- [Required task] Write out every entry exactly as given, but omit the pictures.

▬▬▬

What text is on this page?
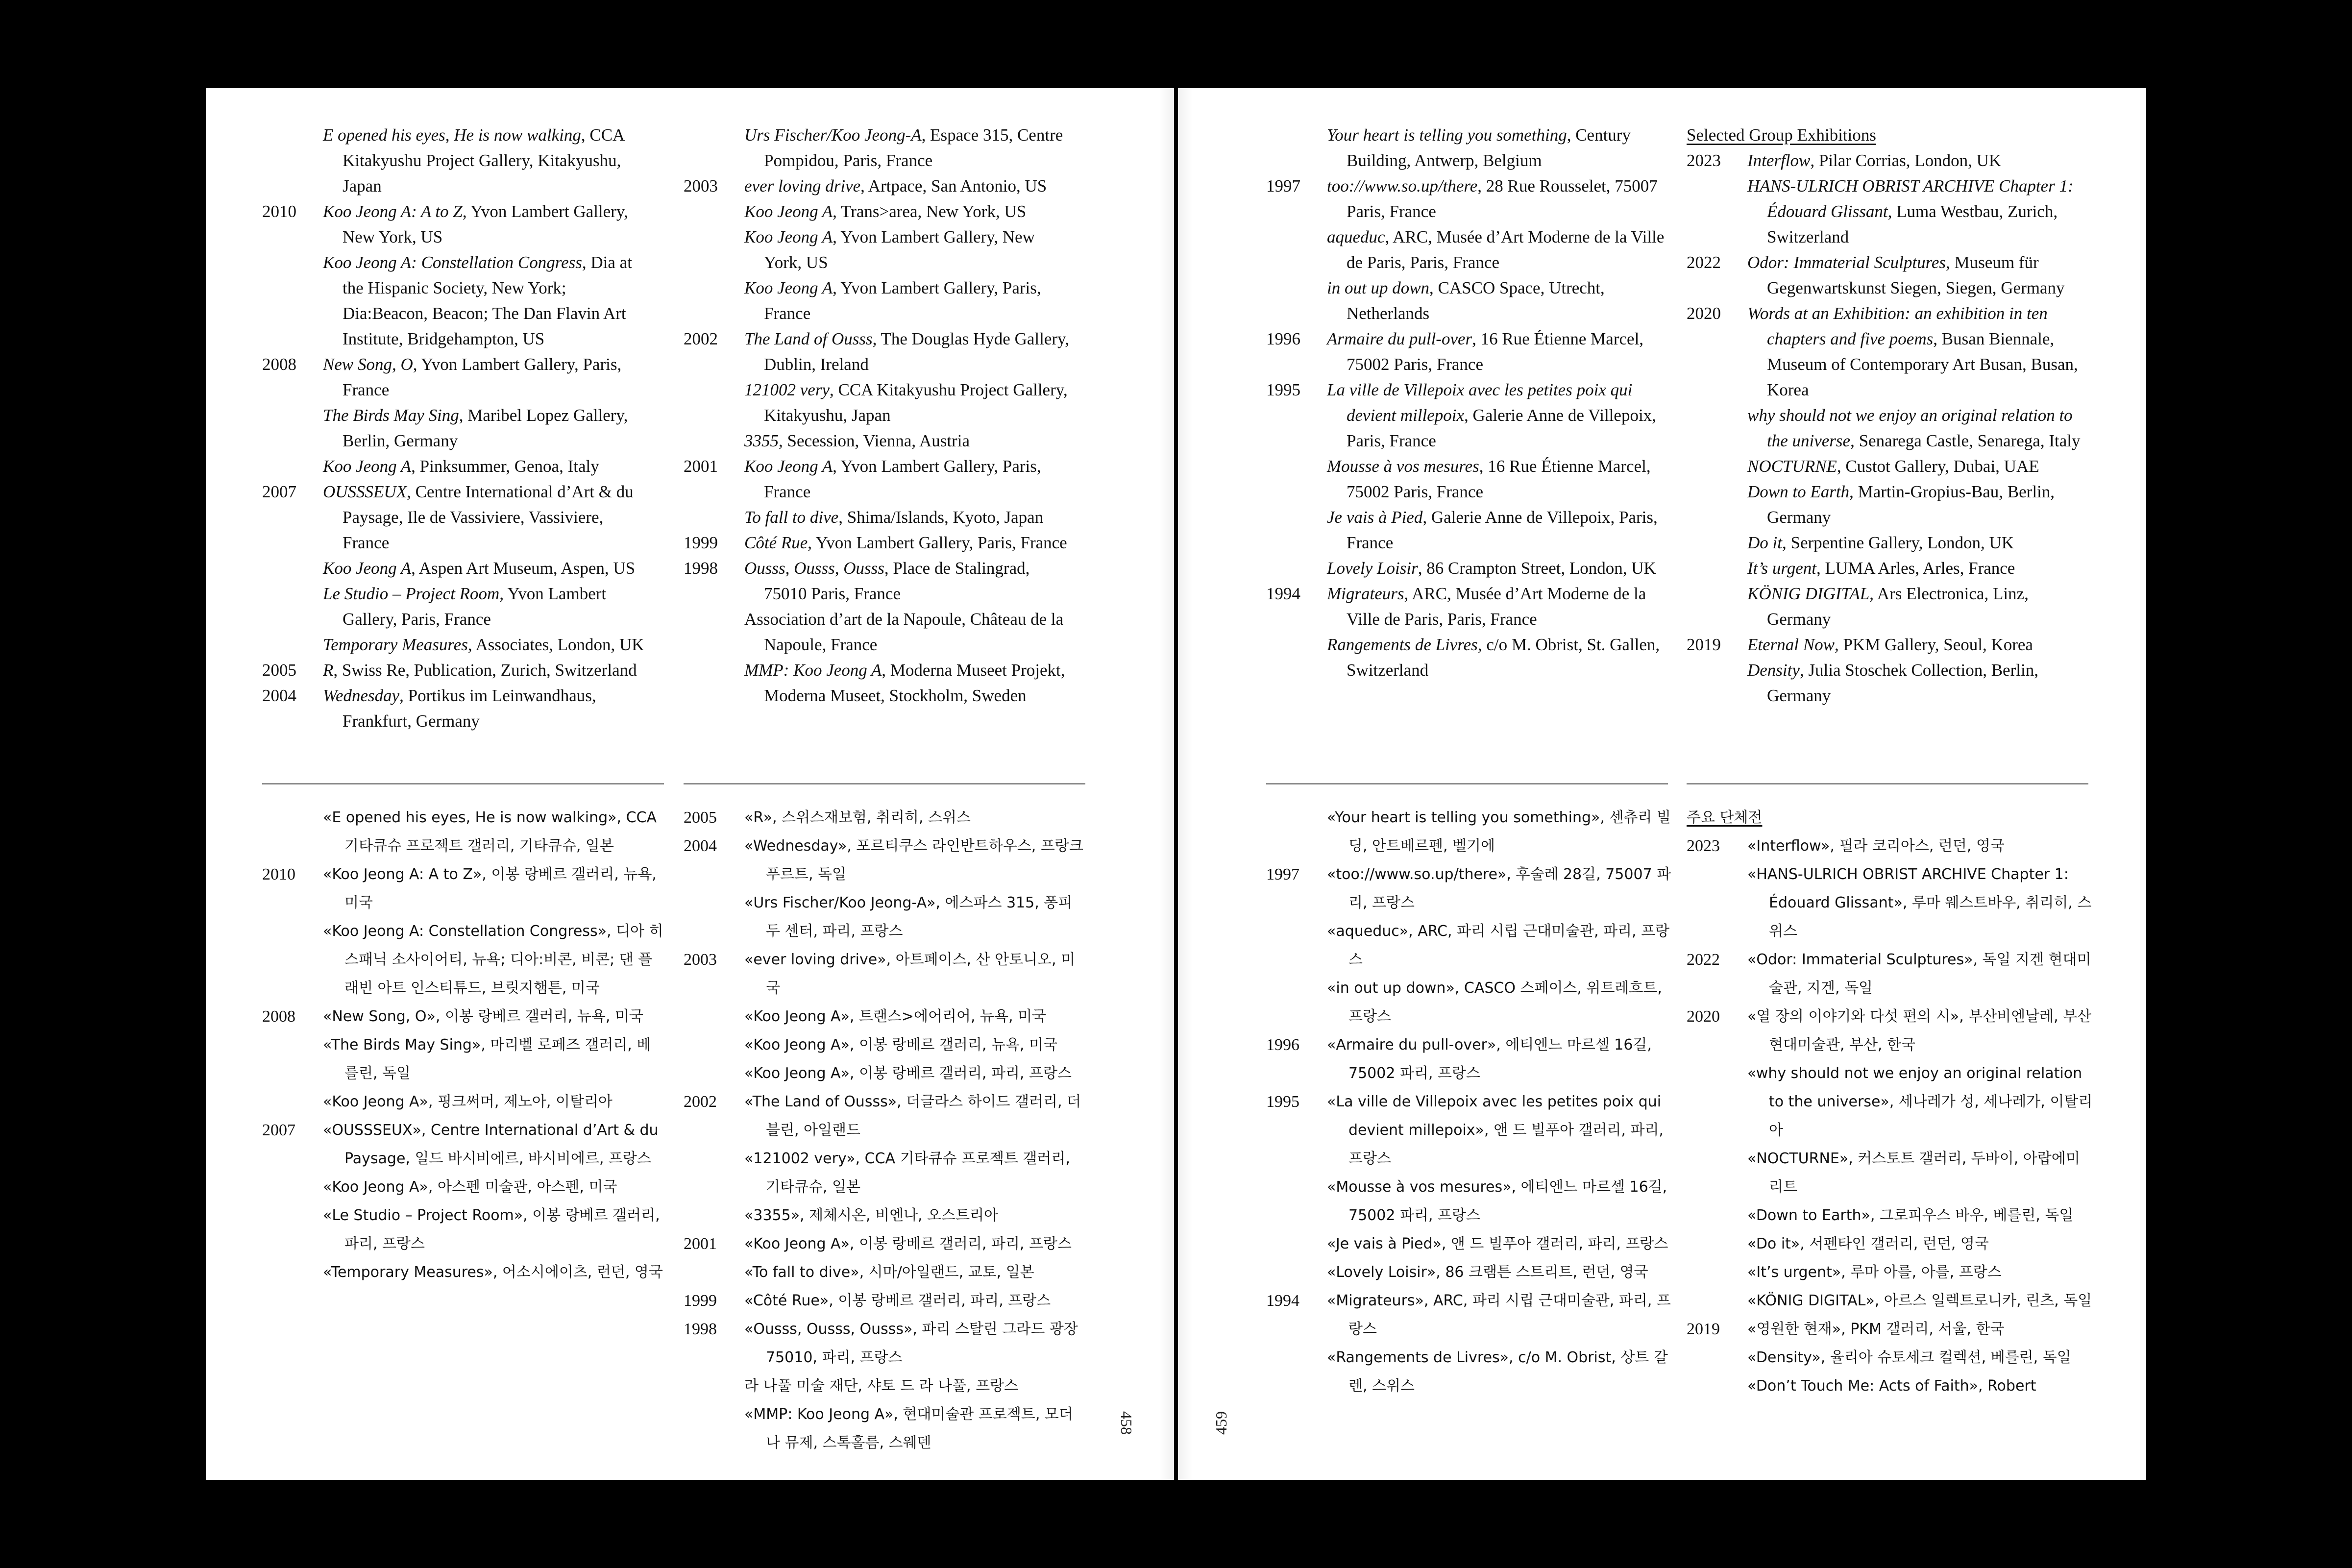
E opened his eyes, He is now walking, CCA Kitakyushu Project Gallery, Kitakyushu, Japan
2010	Koo Jeong A: A to Z, Yvon Lambert Gallery, New York, US
Koo Jeong A: Constellation Congress, Dia at the Hispanic Society, New York; Dia:Beacon, Beacon; The Dan Flavin Art Institute, Bridgehampton, US
2008	New Song, O, Yvon Lambert Gallery, Paris, France
The Birds May Sing, Maribel Lopez Gallery, Berlin, Germany
Koo Jeong A, Pinksummer, Genoa, Italy
2007	OUSSSEUX, Centre International d’Art & du Paysage, Ile de Vassiviere, Vassiviere, France
Koo Jeong A, Aspen Art Museum, Aspen, US
Le Studio – Project Room, Yvon Lambert Gallery, Paris, France
Temporary Measures, Associates, London, UK
2005	R, Swiss Re, Publication, Zurich, Switzerland
2004	Wednesday, Portikus im Leinwandhaus, Frankfurt, Germany
Urs Fischer/Koo Jeong-A, Espace 315, Centre Pompidou, Paris, France
2003	ever loving drive, Artpace, San Antonio, US
Koo Jeong A, Trans>area, New York, US
Koo Jeong A, Yvon Lambert Gallery, New York, US
Koo Jeong A, Yvon Lambert Gallery, Paris, France
2002	The Land of Ousss, The Douglas Hyde Gallery, Dublin, Ireland
121002 very, CCA Kitakyushu Project Gallery, Kitakyushu, Japan
3355, Secession, Vienna, Austria
2001	Koo Jeong A, Yvon Lambert Gallery, Paris, France
To fall to dive, Shima/Islands, Kyoto, Japan
1999	Côté Rue, Yvon Lambert Gallery, Paris, France
1998	Ousss, Ousss, Ousss, Place de Stalingrad, 75010 Paris, France
Association d’art de la Napoule, Château de la Napoule, France
MMP: Koo Jeong A, Moderna Museet Projekt, Moderna Museet, Stockholm, Sweden
«E opened his eyes, He is now walking», CCA 기타큐슈 프로젝트 갤러리, 기타큐슈, 일본
2010	«Koo Jeong A: A to Z», 이봉 랑베르 갤러리, 뉴욕, 미국
«Koo Jeong A: Constellation Congress», 디아 히스패닉 소사이어티, 뉴욕; 디아:비콘, 비콘; 댄 플래빈 아트 인스티튜드, 브릿지햄튼, 미국
2008	«New Song, O», 이봉 랑베르 갤러리, 뉴욕, 미국
«The Birds May Sing», 마리벨 로페즈 갤러리, 베를린, 독일
«Koo Jeong A», 핑크써머, 제노아, 이탈리아
2007	«OUSSSEUX», Centre International d’Art & du Paysage, 일드 바시비에르, 바시비에르, 프랑스
«Koo Jeong A», 아스펜 미술관, 아스펜, 미국
«Le Studio – Project Room», 이봉 랑베르 갤러리, 파리, 프랑스
«Temporary Measures», 어소시에이츠, 런던, 영국
2005	«R», 스위스재보험, 취리히, 스위스
2004	«Wednesday», 포르티쿠스 라인반트하우스, 프랑크푸르트, 독일
«Urs Fischer/Koo Jeong-A», 에스파스 315, 퐁피두 센터, 파리, 프랑스
2003	«ever loving drive», 아트페이스, 산 안토니오, 미국
«Koo Jeong A», 트랜스>에어리어, 뉴욕, 미국
«Koo Jeong A», 이봉 랑베르 갤러리, 뉴욕, 미국
«Koo Jeong A», 이봉 랑베르 갤러리, 파리, 프랑스
2002	«The Land of Ousss», 더글라스 하이드 갤러리, 더블린, 아일랜드
«121002 very», CCA 기타큐슈 프로젝트 갤러리, 기타큐슈, 일본
«3355», 제체시온, 비엔나, 오스트리아
2001	«Koo Jeong A», 이봉 랑베르 갤러리, 파리, 프랑스
«To fall to dive», 시마/아일랜드, 교토, 일본
1999	«Côté Rue», 이봉 랑베르 갤러리, 파리, 프랑스
1998	«Ousss, Ousss, Ousss», 파리 스탈린 그라드 광장 75010, 파리, 프랑스
라 나풀 미술 재단, 샤토 드 라 나풀, 프랑스
«MMP: Koo Jeong A», 현대미술관 프로젝트, 모더나 뮤제, 스톡홀름, 스웨덴
458
Your heart is telling you something, Century Building, Antwerp, Belgium
1997	too://www.so.up/there, 28 Rue Rousselet, 75007 Paris, France
aqueduc, ARC, Musée d’Art Moderne de la Ville de Paris, Paris, France
in out up down, CASCO Space, Utrecht, Netherlands
1996	Armaire du pull-over, 16 Rue Étienne Marcel, 75002 Paris, France
1995	La ville de Villepoix avec les petites poix qui devient millepoix, Galerie Anne de Villepoix, Paris, France
Mousse à vos mesures, 16 Rue Étienne Marcel, 75002 Paris, France
Je vais à Pied, Galerie Anne de Villepoix, Paris, France
Lovely Loisir, 86 Crampton Street, London, UK
1994	Migrateurs, ARC, Musée d’Art Moderne de la Ville de Paris, Paris, France
Rangements de Livres, c/o M. Obrist, St. Gallen, Switzerland
Selected Group Exhibitions
2023	Interflow, Pilar Corrias, London, UK
HANS-ULRICH OBRIST ARCHIVE Chapter 1: Édouard Glissant, Luma Westbau, Zurich, Switzerland
2022	Odor: Immaterial Sculptures, Museum für Gegenwartskunst Siegen, Siegen, Germany
2020	Words at an Exhibition: an exhibition in ten chapters and five poems, Busan Biennale, Museum of Contemporary Art Busan, Busan, Korea
why should not we enjoy an original relation to the universe, Senarega Castle, Senarega, Italy
NOCTURNE, Custot Gallery, Dubai, UAE
Down to Earth, Martin-Gropius-Bau, Berlin, Germany
Do it, Serpentine Gallery, London, UK
It’s urgent, LUMA Arles, Arles, France
KÖNIG DIGITAL, Ars Electronica, Linz, Germany
2019	Eternal Now, PKM Gallery, Seoul, Korea
Density, Julia Stoschek Collection, Berlin, Germany
«Your heart is telling you something», 센츄리 빌딩, 안트베르펜, 벨기에
1997	«too://www.so.up/there», 후술레 28길, 75007 파리, 프랑스
«aqueduc», ARC, 파리 시립 근대미술관, 파리, 프랑스
«in out up down», CASCO 스페이스, 위트레흐트, 프랑스
1996	«Armaire du pull-over», 에티엔느 마르셀 16길, 75002 파리, 프랑스
1995	«La ville de Villepoix avec les petites poix qui devient millepoix», 앤 드 빌푸아 갤러리, 파리, 프랑스
«Mousse à vos mesures», 에티엔느 마르셀 16길, 75002 파리, 프랑스
«Je vais à Pied», 앤 드 빌푸아 갤러리, 파리, 프랑스
«Lovely Loisir», 86 크램튼 스트리트, 런던, 영국
1994	«Migrateurs», ARC, 파리 시립 근대미술관, 파리, 프랑스
«Rangements de Livres», c/o M. Obrist, 상트 갈렌, 스위스
주요 단체전
2023	«Interflow», 필라 코리아스, 런던, 영국
«HANS-ULRICH OBRIST ARCHIVE Chapter 1: Édouard Glissant», 루마 웨스트바우, 취리히, 스위스
2022	«Odor: Immaterial Sculptures», 독일 지겐 현대미술관, 지겐, 독일
2020	«열 장의 이야기와 다섯 편의 시», 부산비엔날레, 부산현대미술관, 부산, 한국
«why should not we enjoy an original relation to the universe», 세나레가 성, 세나레가, 이탈리아
«NOCTURNE», 커스토트 갤러리, 두바이, 아랍에미리트
«Down to Earth», 그로피우스 바우, 베를린, 독일
«Do it», 서펜타인 갤러리, 런던, 영국
«It’s urgent», 루마 아를, 아를, 프랑스
«KÖNIG DIGITAL», 아르스 일렉트로니카, 린츠, 독일
2019	«영원한 현재», PKM 갤러리, 서울, 한국
«Density», 율리아 슈토세크 컬렉션, 베를린, 독일
«Don’t Touch Me: Acts of Faith», Robert
459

▬▬▬

- [Response for this exercise]
What text is on this page?
E opened his eyes, He is now walking, CCA Kitakyushu Project Gallery, Kitakyushu, Japan
2010	Koo Jeong A: A to Z, Yvon Lambert Gallery, New York, US
Koo Jeong A: Constellation Congress, Dia at the Hispanic Society, New York; Dia:Beacon, Beacon; The Dan Flavin Art Institute, Bridgehampton, US
2008	New Song, O, Yvon Lambert Gallery, Paris, France
The Birds May Sing, Maribel Lopez Gallery, Berlin, Germany
Koo Jeong A, Pinksummer, Genoa, Italy
2007	OUSSSEUX, Centre International d’Art & du Paysage, Ile de Vassiviere, Vassiviere, France
Koo Jeong A, Aspen Art Museum, Aspen, US
Le Studio – Project Room, Yvon Lambert Gallery, Paris, France
Temporary Measures, Associates, London, UK
2005	R, Swiss Re, Publication, Zurich, Switzerland
2004	Wednesday, Portikus im Leinwandhaus, Frankfurt, Germany
Urs Fischer/Koo Jeong-A, Espace 315, Centre Pompidou, Paris, France
2003	ever loving drive, Artpace, San Antonio, US
Koo Jeong A, Trans>area, New York, US
Koo Jeong A, Yvon Lambert Gallery, New York, US
Koo Jeong A, Yvon Lambert Gallery, Paris, France
2002	The Land of Ousss, The Douglas Hyde Gallery, Dublin, Ireland
121002 very, CCA Kitakyushu Project Gallery, Kitakyushu, Japan
3355, Secession, Vienna, Austria
2001	Koo Jeong A, Yvon Lambert Gallery, Paris, France
To fall to dive, Shima/Islands, Kyoto, Japan
1999	Côté Rue, Yvon Lambert Gallery, Paris, France
1998	Ousss, Ousss, Ousss, Place de Stalingrad, 75010 Paris, France
Association d’art de la Napoule, Château de la Napoule, France
MMP: Koo Jeong A, Moderna Museet Projekt, Moderna Museet, Stockholm, Sweden
«E opened his eyes, He is now walking», CCA 기타큐슈 프로젝트 갤러리, 기타큐슈, 일본
2010	«Koo Jeong A: A to Z», 이봉 랑베르 갤러리, 뉴욕, 미국
«Koo Jeong A: Constellation Congress», 디아 히스패닉 소사이어티, 뉴욕; 디아:비콘, 비콘; 댄 플래빈 아트 인스티튜드, 브릿지햄튼, 미국
2008	«New Song, O», 이봉 랑베르 갤러리, 뉴욕, 미국
«The Birds May Sing», 마리벨 로페즈 갤러리, 베를린, 독일
«Koo Jeong A», 핑크써머, 제노아, 이탈리아
2007	«OUSSSEUX», Centre International d’Art & du Paysage, 일드 바시비에르, 바시비에르, 프랑스
«Koo Jeong A», 아스펜 미술관, 아스펜, 미국
«Le Studio – Project Room», 이봉 랑베르 갤러리, 파리, 프랑스
«Temporary Measures», 어소시에이츠, 런던, 영국
2005	«R», 스위스재보험, 취리히, 스위스
2004	«Wednesday», 포르티쿠스 라인반트하우스, 프랑크푸르트, 독일
«Urs Fischer/Koo Jeong-A», 에스파스 315, 퐁피두 센터, 파리, 프랑스
2003	«ever loving drive», 아트페이스, 산 안토니오, 미국
«Koo Jeong A», 트랜스>에어리어, 뉴욕, 미국
«Koo Jeong A», 이봉 랑베르 갤러리, 뉴욕, 미국
«Koo Jeong A», 이봉 랑베르 갤러리, 파리, 프랑스
2002	«The Land of Ousss», 더글라스 하이드 갤러리, 더블린, 아일랜드
«121002 very», CCA 기타큐슈 프로젝트 갤러리, 기타큐슈, 일본
«3355», 제체시온, 비엔나, 오스트리아
2001	«Koo Jeong A», 이봉 랑베르 갤러리, 파리, 프랑스
«To fall to dive», 시마/아일랜드, 교토, 일본
1999	«Côté Rue», 이봉 랑베르 갤러리, 파리, 프랑스
1998	«Ousss, Ousss, Ousss», 파리 스탈린 그라드 광장 75010, 파리, 프랑스
라 나풀 미술 재단, 샤토 드 라 나풀, 프랑스
«MMP: Koo Jeong A», 현대미술관 프로젝트, 모더나 뮤제, 스톡홀름, 스웨덴
458
Your heart is telling you something, Century Building, Antwerp, Belgium
1997	too://www.so.up/there, 28 Rue Rousselet, 75007 Paris, France
aqueduc, ARC, Musée d’Art Moderne de la Ville de Paris, Paris, France
in out up down, CASCO Space, Utrecht, Netherlands
1996	Armaire du pull-over, 16 Rue Étienne Marcel, 75002 Paris, France
1995	La ville de Villepoix avec les petites poix qui devient millepoix, Galerie Anne de Villepoix, Paris, France
Mousse à vos mesures, 16 Rue Étienne Marcel, 75002 Paris, France
Je vais à Pied, Galerie Anne de Villepoix, Paris, France
Lovely Loisir, 86 Crampton Street, London, UK
1994	Migrateurs, ARC, Musée d’Art Moderne de la Ville de Paris, Paris, France
Rangements de Livres, c/o M. Obrist, St. Gallen, Switzerland
Selected Group Exhibitions
2023	Interflow, Pilar Corrias, London, UK
HANS-ULRICH OBRIST ARCHIVE Chapter 1: Édouard Glissant, Luma Westbau, Zurich, Switzerland
2022	Odor: Immaterial Sculptures, Museum für Gegenwartskunst Siegen, Siegen, Germany
2020	Words at an Exhibition: an exhibition in ten chapters and five poems, Busan Biennale, Museum of Contemporary Art Busan, Busan, Korea
why should not we enjoy an original relation to the universe, Senarega Castle, Senarega, Italy
NOCTURNE, Custot Gallery, Dubai, UAE
Down to Earth, Martin-Gropius-Bau, Berlin, Germany
Do it, Serpentine Gallery, London, UK
It’s urgent, LUMA Arles, Arles, France
KÖNIG DIGITAL, Ars Electronica, Linz, Germany
2019	Eternal Now, PKM Gallery, Seoul, Korea
Density, Julia Stoschek Collection, Berlin, Germany
«Your heart is telling you something», 센츄리 빌딩, 안트베르펜, 벨기에
1997	«too://www.so.up/there», 후술레 28길, 75007 파리, 프랑스
«aqueduc», ARC, 파리 시립 근대미술관, 파리, 프랑스
«in out up down», CASCO 스페이스, 위트레흐트, 프랑스
1996	«Armaire du pull-over», 에티엔느 마르셀 16길, 75002 파리, 프랑스
1995	«La ville de Villepoix avec les petites poix qui devient millepoix», 앤 드 빌푸아 갤러리, 파리, 프랑스
«Mousse à vos mesures», 에티엔느 마르셀 16길, 75002 파리, 프랑스
«Je vais à Pied», 앤 드 빌푸아 갤러리, 파리, 프랑스
«Lovely Loisir», 86 크램튼 스트리트, 런던, 영국
1994	«Migrateurs», ARC, 파리 시립 근대미술관, 파리, 프랑스
«Rangements de Livres», c/o M. Obrist, 상트 갈렌, 스위스
주요 단체전
2023	«Interflow», 필라 코리아스, 런던, 영국
«HANS-ULRICH OBRIST ARCHIVE Chapter 1: Édouard Glissant», 루마 웨스트바우, 취리히, 스위스
2022	«Odor: Immaterial Sculptures», 독일 지겐 현대미술관, 지겐, 독일
2020	«열 장의 이야기와 다섯 편의 시», 부산비엔날레, 부산현대미술관, 부산, 한국
«why should not we enjoy an original relation to the universe», 세나레가 성, 세나레가, 이탈리아
«NOCTURNE», 커스토트 갤러리, 두바이, 아랍에미리트
«Down to Earth», 그로피우스 바우, 베를린, 독일
«Do it», 서펜타인 갤러리, 런던, 영국
«It’s urgent», 루마 아를, 아를, 프랑스
«KÖNIG DIGITAL», 아르스 일렉트로니카, 린츠, 독일
2019	«영원한 현재», PKM 갤러리, 서울, 한국
«Density», 율리아 슈토세크 컬렉션, 베를린, 독일
«Don’t Touch Me: Acts of Faith», Robert
459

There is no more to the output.